Print all the data, keeping every line exactly as it is.

Stored items:
┏━━
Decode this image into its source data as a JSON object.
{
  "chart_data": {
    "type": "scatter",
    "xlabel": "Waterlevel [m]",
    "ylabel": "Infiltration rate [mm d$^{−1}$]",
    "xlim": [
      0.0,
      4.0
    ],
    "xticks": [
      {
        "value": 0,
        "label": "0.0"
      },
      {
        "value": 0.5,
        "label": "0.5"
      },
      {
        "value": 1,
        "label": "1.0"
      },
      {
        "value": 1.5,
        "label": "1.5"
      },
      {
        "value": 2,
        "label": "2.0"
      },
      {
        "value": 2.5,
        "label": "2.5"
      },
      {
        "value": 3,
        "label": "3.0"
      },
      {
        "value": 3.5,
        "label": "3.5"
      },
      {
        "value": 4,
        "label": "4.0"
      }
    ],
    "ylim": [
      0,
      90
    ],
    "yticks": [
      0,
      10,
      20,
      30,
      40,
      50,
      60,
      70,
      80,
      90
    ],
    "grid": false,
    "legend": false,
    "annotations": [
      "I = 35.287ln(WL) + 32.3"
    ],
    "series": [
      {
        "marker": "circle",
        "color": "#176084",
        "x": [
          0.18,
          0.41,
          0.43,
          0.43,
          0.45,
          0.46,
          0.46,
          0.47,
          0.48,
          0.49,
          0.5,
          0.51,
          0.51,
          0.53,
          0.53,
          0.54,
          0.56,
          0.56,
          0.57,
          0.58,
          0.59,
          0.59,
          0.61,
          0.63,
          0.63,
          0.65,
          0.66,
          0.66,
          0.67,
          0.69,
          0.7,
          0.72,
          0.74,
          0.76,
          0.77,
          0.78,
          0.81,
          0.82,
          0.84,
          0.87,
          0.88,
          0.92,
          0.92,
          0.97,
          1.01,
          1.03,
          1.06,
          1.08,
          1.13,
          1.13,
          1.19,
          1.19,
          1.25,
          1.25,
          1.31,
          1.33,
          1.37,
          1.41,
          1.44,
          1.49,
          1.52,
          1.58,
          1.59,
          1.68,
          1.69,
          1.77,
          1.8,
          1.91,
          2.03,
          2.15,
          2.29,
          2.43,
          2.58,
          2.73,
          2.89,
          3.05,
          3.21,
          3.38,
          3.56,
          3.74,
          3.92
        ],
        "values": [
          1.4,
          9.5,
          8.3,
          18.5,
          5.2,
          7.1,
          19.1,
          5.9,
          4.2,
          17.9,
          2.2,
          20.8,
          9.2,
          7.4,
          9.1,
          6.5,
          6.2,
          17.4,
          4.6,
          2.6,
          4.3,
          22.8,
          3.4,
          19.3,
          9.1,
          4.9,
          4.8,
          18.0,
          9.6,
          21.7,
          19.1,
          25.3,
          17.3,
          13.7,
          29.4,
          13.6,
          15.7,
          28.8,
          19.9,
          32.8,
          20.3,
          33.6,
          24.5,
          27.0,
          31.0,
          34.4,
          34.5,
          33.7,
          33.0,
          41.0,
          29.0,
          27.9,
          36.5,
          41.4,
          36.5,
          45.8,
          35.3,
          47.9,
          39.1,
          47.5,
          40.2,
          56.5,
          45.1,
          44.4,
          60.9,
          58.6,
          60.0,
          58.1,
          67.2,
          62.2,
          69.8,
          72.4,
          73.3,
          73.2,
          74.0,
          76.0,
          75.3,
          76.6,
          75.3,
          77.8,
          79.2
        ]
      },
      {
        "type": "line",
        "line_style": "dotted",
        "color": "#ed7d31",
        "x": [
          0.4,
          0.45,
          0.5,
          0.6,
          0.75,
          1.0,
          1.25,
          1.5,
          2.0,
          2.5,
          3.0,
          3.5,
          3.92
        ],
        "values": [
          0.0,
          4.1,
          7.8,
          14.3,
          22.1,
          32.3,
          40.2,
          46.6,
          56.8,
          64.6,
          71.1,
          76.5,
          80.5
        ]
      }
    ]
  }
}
┗━━
### Task response
Decode this image into its source data as a JSON object.
{
  "chart_data": {
    "type": "scatter",
    "xlabel": "Waterlevel [m]",
    "ylabel": "Infiltration rate [mm d$^{−1}$]",
    "xlim": [
      0.0,
      4.0
    ],
    "xticks": [
      {
        "value": 0,
        "label": "0.0"
      },
      {
        "value": 0.5,
        "label": "0.5"
      },
      {
        "value": 1,
        "label": "1.0"
      },
      {
        "value": 1.5,
        "label": "1.5"
      },
      {
        "value": 2,
        "label": "2.0"
      },
      {
        "value": 2.5,
        "label": "2.5"
      },
      {
        "value": 3,
        "label": "3.0"
      },
      {
        "value": 3.5,
        "label": "3.5"
      },
      {
        "value": 4,
        "label": "4.0"
      }
    ],
    "ylim": [
      0,
      90
    ],
    "yticks": [
      0,
      10,
      20,
      30,
      40,
      50,
      60,
      70,
      80,
      90
    ],
    "grid": false,
    "legend": false,
    "annotations": [
      "I = 35.287ln(WL) + 32.3"
    ],
    "series": [
      {
        "marker": "circle",
        "color": "#176084",
        "x": [
          0.18,
          0.41,
          0.43,
          0.43,
          0.45,
          0.46,
          0.46,
          0.47,
          0.48,
          0.49,
          0.5,
          0.51,
          0.51,
          0.53,
          0.53,
          0.54,
          0.56,
          0.56,
          0.57,
          0.58,
          0.59,
          0.59,
          0.61,
          0.63,
          0.63,
          0.65,
          0.66,
          0.66,
          0.67,
          0.69,
          0.7,
          0.72,
          0.74,
          0.76,
          0.77,
          0.78,
          0.81,
          0.82,
          0.84,
          0.87,
          0.88,
          0.92,
          0.92,
          0.97,
          1.01,
          1.03,
          1.06,
          1.08,
          1.13,
          1.13,
          1.19,
          1.19,
          1.25,
          1.25,
          1.31,
          1.33,
          1.37,
          1.41,
          1.44,
          1.49,
          1.52,
          1.58,
          1.59,
          1.68,
          1.69,
          1.77,
          1.8,
          1.91,
          2.03,
          2.15,
          2.29,
          2.43,
          2.58,
          2.73,
          2.89,
          3.05,
          3.21,
          3.38,
          3.56,
          3.74,
          3.92
        ],
        "values": [
          1.4,
          9.5,
          8.3,
          18.5,
          5.2,
          7.1,
          19.1,
          5.9,
          4.2,
          17.9,
          2.2,
          20.8,
          9.2,
          7.4,
          9.1,
          6.5,
          6.2,
          17.4,
          4.6,
          2.6,
          4.3,
          22.8,
          3.4,
          19.3,
          9.1,
          4.9,
          4.8,
          18.0,
          9.6,
          21.7,
          19.1,
          25.3,
          17.3,
          13.7,
          29.4,
          13.6,
          15.7,
          28.8,
          19.9,
          32.8,
          20.3,
          33.6,
          24.5,
          27.0,
          31.0,
          34.4,
          34.5,
          33.7,
          33.0,
          41.0,
          29.0,
          27.9,
          36.5,
          41.4,
          36.5,
          45.8,
          35.3,
          47.9,
          39.1,
          47.5,
          40.2,
          56.5,
          45.1,
          44.4,
          60.9,
          58.6,
          60.0,
          58.1,
          67.2,
          62.2,
          69.8,
          72.4,
          73.3,
          73.2,
          74.0,
          76.0,
          75.3,
          76.6,
          75.3,
          77.8,
          79.2
        ]
      },
      {
        "type": "line",
        "line_style": "dotted",
        "color": "#ed7d31",
        "x": [
          0.4,
          0.45,
          0.5,
          0.6,
          0.75,
          1.0,
          1.25,
          1.5,
          2.0,
          2.5,
          3.0,
          3.5,
          3.92
        ],
        "values": [
          0.0,
          4.1,
          7.8,
          14.3,
          22.1,
          32.3,
          40.2,
          46.6,
          56.8,
          64.6,
          71.1,
          76.5,
          80.5
        ]
      }
    ]
  }
}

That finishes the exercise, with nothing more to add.